[REQUEST] Reproduce the data below in full and exclude every picture.

[MATERIAL SHOWN]
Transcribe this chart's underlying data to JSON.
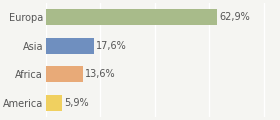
{
  "categories": [
    "Europa",
    "Asia",
    "Africa",
    "America"
  ],
  "values": [
    62.9,
    17.6,
    13.6,
    5.9
  ],
  "labels": [
    "62,9%",
    "17,6%",
    "13,6%",
    "5,9%"
  ],
  "bar_colors": [
    "#a8bb8a",
    "#6f8fbf",
    "#e8aa78",
    "#f0d060"
  ],
  "background_color": "#f5f5f2",
  "xlim": [
    0,
    85
  ],
  "bar_height": 0.55,
  "label_fontsize": 7.0,
  "tick_fontsize": 7.0,
  "grid_xticks": [
    0,
    20,
    40,
    60,
    80
  ],
  "grid_color": "#ffffff",
  "text_color": "#555555"
}
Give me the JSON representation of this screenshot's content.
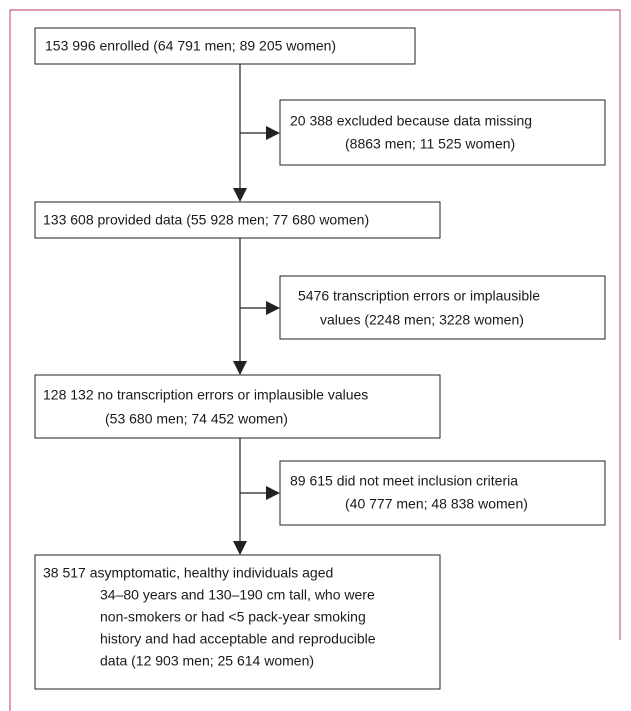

[EXERCISE RESULT]
Transcribe this chart's underlying data to JSON.
{
  "categories": [
    "Europa",
    "Asia",
    "Africa",
    "America"
  ],
  "values": [
    62.9,
    17.6,
    13.6,
    5.9
  ],
  "labels": [
    "62,9%",
    "17,6%",
    "13,6%",
    "5,9%"
  ],
  "bar_colors": [
    "#a8bb8a",
    "#6f8fbf",
    "#e8aa78",
    "#f0d060"
  ],
  "background_color": "#f5f5f2",
  "xlim": [
    0,
    85
  ],
  "bar_height": 0.55,
  "label_fontsize": 7.0,
  "tick_fontsize": 7.0,
  "grid_xticks": [
    0,
    20,
    40,
    60,
    80
  ],
  "grid_color": "#ffffff",
  "text_color": "#555555"
}
Give me the JSON representation of this screenshot's content.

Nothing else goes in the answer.